## [REQUIREMENTS]
Every line that includes the word "scenario" is to be listed.

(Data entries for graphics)
++++++++++

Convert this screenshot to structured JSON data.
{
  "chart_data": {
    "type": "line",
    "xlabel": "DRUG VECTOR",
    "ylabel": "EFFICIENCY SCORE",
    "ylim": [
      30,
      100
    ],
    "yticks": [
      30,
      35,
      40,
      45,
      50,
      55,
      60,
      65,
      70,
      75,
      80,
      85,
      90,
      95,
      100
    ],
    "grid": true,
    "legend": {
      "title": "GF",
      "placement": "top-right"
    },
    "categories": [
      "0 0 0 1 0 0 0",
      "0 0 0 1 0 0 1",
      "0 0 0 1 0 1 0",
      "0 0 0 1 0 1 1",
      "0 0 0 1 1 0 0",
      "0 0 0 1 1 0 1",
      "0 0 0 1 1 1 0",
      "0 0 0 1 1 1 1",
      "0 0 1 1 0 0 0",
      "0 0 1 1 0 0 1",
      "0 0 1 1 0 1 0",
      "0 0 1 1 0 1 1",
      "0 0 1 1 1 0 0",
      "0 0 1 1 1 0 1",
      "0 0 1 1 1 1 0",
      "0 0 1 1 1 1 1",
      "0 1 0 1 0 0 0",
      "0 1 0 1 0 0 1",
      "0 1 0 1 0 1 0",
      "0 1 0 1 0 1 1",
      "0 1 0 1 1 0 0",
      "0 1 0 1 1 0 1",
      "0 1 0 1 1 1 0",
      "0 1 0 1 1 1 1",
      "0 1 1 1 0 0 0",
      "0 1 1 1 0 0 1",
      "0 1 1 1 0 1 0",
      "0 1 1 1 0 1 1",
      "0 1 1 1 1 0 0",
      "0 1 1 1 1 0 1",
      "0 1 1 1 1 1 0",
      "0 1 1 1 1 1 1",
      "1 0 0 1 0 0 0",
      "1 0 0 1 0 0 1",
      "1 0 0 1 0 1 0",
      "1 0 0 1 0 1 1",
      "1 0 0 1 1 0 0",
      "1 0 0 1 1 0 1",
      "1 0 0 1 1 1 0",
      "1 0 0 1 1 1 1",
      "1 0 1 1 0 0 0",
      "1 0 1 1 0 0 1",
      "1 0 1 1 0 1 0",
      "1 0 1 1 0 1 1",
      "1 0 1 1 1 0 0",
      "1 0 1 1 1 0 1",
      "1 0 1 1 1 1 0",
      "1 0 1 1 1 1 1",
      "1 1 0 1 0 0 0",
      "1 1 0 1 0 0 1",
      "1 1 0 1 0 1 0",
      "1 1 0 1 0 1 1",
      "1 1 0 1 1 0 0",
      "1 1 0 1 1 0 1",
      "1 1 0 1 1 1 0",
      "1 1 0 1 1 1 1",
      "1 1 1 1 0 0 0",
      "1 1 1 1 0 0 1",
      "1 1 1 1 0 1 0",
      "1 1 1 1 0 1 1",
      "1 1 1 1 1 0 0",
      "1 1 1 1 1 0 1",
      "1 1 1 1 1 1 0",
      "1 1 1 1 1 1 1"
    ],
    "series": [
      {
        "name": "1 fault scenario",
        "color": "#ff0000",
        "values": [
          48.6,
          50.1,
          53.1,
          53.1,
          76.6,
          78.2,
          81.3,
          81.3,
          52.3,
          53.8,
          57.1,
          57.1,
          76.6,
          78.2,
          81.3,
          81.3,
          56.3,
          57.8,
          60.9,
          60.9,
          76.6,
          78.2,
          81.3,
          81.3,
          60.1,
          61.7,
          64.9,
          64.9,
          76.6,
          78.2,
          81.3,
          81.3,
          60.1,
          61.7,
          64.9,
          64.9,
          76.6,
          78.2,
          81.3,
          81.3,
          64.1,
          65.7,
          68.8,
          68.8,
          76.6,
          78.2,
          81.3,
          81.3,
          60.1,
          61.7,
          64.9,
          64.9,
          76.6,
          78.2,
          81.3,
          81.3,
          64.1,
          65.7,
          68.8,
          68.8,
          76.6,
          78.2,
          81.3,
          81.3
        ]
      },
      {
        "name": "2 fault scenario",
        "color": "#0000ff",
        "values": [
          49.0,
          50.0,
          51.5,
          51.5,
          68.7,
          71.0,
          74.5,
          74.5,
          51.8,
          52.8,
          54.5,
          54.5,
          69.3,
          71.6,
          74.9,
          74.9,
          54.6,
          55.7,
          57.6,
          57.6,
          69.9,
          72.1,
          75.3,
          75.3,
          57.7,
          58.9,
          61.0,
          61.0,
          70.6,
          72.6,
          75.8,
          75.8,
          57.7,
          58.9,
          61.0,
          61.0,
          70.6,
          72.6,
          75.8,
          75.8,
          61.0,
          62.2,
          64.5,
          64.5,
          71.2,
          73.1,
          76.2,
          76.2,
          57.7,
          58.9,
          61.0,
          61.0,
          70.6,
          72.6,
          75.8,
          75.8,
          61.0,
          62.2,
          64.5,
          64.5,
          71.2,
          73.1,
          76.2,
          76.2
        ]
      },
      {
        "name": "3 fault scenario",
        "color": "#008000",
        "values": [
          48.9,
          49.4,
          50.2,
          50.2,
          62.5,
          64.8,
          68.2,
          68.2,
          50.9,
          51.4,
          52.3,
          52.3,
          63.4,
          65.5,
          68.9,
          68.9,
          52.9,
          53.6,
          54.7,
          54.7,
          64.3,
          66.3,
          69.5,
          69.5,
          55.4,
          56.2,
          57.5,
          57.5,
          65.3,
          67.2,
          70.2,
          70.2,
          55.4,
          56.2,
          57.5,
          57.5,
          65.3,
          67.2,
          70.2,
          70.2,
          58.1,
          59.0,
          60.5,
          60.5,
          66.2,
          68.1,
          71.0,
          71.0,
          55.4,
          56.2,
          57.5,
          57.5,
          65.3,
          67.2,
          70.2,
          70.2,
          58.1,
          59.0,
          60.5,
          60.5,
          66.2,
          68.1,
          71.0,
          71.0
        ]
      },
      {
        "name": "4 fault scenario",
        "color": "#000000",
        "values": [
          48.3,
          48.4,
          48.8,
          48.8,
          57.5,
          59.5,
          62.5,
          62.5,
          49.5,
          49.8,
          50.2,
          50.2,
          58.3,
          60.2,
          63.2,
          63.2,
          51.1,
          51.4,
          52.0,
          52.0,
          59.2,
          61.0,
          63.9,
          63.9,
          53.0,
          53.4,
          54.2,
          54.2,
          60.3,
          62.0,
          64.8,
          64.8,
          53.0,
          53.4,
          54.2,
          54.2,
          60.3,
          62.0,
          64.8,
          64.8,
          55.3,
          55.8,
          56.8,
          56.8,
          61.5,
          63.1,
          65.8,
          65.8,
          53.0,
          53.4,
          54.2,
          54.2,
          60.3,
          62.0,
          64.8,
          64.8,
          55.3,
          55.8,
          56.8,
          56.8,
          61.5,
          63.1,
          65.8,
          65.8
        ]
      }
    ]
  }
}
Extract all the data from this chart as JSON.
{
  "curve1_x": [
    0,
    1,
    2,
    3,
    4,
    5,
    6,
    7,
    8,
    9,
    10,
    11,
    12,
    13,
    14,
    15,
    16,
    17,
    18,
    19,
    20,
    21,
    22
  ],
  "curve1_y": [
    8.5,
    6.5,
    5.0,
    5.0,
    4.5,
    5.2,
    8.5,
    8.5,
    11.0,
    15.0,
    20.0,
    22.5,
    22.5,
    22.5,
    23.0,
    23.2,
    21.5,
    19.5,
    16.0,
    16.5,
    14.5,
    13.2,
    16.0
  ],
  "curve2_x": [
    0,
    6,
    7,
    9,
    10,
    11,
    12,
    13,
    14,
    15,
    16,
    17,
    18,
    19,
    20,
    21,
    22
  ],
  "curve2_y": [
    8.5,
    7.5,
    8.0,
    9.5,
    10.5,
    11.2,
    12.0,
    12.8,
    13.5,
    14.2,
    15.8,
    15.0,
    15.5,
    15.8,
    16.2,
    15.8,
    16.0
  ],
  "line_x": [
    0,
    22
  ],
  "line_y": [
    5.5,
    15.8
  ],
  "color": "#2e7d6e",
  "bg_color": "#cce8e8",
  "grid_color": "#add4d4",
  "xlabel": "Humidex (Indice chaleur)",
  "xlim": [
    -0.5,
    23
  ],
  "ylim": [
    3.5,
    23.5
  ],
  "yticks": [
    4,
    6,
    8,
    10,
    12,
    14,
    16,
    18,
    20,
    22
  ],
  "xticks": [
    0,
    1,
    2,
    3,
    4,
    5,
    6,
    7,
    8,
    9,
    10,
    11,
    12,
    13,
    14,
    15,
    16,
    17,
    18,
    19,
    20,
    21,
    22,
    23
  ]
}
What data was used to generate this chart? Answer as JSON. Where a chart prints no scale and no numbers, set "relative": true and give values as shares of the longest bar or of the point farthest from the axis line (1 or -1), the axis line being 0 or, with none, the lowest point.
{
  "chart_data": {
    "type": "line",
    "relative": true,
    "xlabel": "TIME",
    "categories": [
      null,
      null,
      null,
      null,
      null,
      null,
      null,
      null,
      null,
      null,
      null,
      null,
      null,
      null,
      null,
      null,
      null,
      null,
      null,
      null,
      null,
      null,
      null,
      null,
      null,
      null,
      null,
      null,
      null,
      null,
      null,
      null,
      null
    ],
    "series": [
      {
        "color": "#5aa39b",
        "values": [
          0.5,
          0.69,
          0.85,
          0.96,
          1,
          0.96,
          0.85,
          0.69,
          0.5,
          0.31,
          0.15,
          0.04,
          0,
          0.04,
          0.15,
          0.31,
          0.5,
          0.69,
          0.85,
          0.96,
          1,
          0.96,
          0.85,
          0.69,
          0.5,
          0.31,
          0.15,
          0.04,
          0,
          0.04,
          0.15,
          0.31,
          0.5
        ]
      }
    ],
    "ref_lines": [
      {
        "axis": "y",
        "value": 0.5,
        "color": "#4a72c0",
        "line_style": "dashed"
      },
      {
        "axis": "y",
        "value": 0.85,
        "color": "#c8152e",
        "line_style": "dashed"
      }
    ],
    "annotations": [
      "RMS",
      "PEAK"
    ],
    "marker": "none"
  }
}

++++++++++

## [ANSWER TO THE PROBLEM]
        "name": "1 fault scenario",
        "name": "2 fault scenario",
        "name": "3 fault scenario",
        "name": "4 fault scenario",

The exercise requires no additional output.